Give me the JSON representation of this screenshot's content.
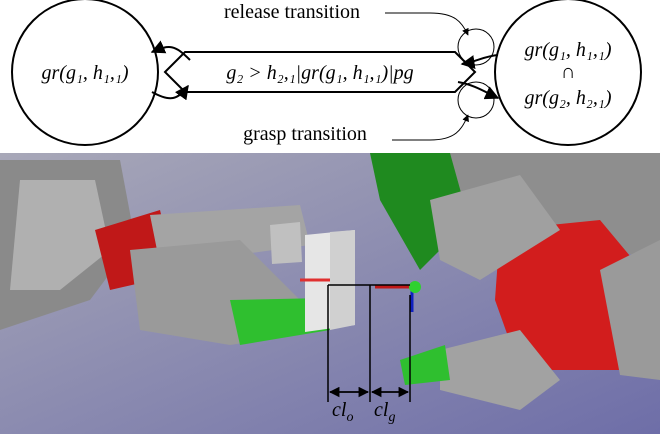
{
  "diagram": {
    "release_label": "release transition",
    "grasp_label": "grasp transition",
    "nodes": [
      {
        "label": "gr(g₁, h₁,₁)"
      },
      {
        "label": "g₂ > h₂,₁|gr(g₁, h₁,₁)|pg"
      },
      {
        "label_top": "gr(g₁, h₁,₁)",
        "operator": "∩",
        "label_bottom": "gr(g₂, h₂,₁)"
      }
    ],
    "clearances": [
      {
        "main": "cl",
        "sub": "o"
      },
      {
        "main": "cl",
        "sub": "g"
      }
    ]
  }
}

===============

**Task directions:**
The records above must be printed exactly; the pictures stay out.

**Exercise result:**
Give me the JSON representation of this screenshot's content.
{
  "diagram": {
    "release_label": "release transition",
    "grasp_label": "grasp transition",
    "nodes": [
      {
        "label": "gr(g₁, h₁,₁)"
      },
      {
        "label": "g₂ > h₂,₁|gr(g₁, h₁,₁)|pg"
      },
      {
        "label_top": "gr(g₁, h₁,₁)",
        "operator": "∩",
        "label_bottom": "gr(g₂, h₂,₁)"
      }
    ],
    "clearances": [
      {
        "main": "cl",
        "sub": "o"
      },
      {
        "main": "cl",
        "sub": "g"
      }
    ]
  }
}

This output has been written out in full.